====== Information supplied

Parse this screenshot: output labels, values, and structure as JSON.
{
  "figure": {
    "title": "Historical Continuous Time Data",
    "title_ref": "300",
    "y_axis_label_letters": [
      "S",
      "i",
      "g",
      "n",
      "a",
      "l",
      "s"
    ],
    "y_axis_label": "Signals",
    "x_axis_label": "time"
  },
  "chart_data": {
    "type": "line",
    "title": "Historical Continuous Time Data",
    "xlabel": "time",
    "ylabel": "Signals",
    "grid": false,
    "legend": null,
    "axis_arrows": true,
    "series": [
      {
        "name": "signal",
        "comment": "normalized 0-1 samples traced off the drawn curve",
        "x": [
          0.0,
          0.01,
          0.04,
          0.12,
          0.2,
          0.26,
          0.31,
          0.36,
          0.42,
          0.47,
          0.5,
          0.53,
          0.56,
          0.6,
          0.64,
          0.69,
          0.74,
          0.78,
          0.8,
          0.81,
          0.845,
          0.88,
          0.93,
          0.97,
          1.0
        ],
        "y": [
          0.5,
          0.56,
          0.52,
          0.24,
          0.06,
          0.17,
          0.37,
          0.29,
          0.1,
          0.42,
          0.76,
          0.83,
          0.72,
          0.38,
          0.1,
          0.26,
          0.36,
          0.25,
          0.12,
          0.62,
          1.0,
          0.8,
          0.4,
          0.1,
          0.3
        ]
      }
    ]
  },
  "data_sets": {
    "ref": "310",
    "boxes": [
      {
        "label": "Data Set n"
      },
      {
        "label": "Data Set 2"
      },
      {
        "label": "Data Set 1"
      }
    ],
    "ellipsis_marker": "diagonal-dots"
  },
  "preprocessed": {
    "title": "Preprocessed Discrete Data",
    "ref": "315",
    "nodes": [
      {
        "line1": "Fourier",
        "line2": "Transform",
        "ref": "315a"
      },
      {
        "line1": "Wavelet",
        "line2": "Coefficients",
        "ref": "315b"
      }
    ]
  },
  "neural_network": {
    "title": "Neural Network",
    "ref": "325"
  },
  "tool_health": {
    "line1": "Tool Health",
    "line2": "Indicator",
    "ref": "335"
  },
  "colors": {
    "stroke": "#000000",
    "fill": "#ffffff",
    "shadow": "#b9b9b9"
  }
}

============

— What is needed —
Type out all of the material again, word for word.

— Problem solution —
Parse this screenshot: output labels, values, and structure as JSON.
{
  "figure": {
    "title": "Historical Continuous Time Data",
    "title_ref": "300",
    "y_axis_label_letters": [
      "S",
      "i",
      "g",
      "n",
      "a",
      "l",
      "s"
    ],
    "y_axis_label": "Signals",
    "x_axis_label": "time"
  },
  "chart_data": {
    "type": "line",
    "title": "Historical Continuous Time Data",
    "xlabel": "time",
    "ylabel": "Signals",
    "grid": false,
    "legend": null,
    "axis_arrows": true,
    "series": [
      {
        "name": "signal",
        "comment": "normalized 0-1 samples traced off the drawn curve",
        "x": [
          0.0,
          0.01,
          0.04,
          0.12,
          0.2,
          0.26,
          0.31,
          0.36,
          0.42,
          0.47,
          0.5,
          0.53,
          0.56,
          0.6,
          0.64,
          0.69,
          0.74,
          0.78,
          0.8,
          0.81,
          0.845,
          0.88,
          0.93,
          0.97,
          1.0
        ],
        "y": [
          0.5,
          0.56,
          0.52,
          0.24,
          0.06,
          0.17,
          0.37,
          0.29,
          0.1,
          0.42,
          0.76,
          0.83,
          0.72,
          0.38,
          0.1,
          0.26,
          0.36,
          0.25,
          0.12,
          0.62,
          1.0,
          0.8,
          0.4,
          0.1,
          0.3
        ]
      }
    ]
  },
  "data_sets": {
    "ref": "310",
    "boxes": [
      {
        "label": "Data Set n"
      },
      {
        "label": "Data Set 2"
      },
      {
        "label": "Data Set 1"
      }
    ],
    "ellipsis_marker": "diagonal-dots"
  },
  "preprocessed": {
    "title": "Preprocessed Discrete Data",
    "ref": "315",
    "nodes": [
      {
        "line1": "Fourier",
        "line2": "Transform",
        "ref": "315a"
      },
      {
        "line1": "Wavelet",
        "line2": "Coefficients",
        "ref": "315b"
      }
    ]
  },
  "neural_network": {
    "title": "Neural Network",
    "ref": "325"
  },
  "tool_health": {
    "line1": "Tool Health",
    "line2": "Indicator",
    "ref": "335"
  },
  "colors": {
    "stroke": "#000000",
    "fill": "#ffffff",
    "shadow": "#b9b9b9"
  }
}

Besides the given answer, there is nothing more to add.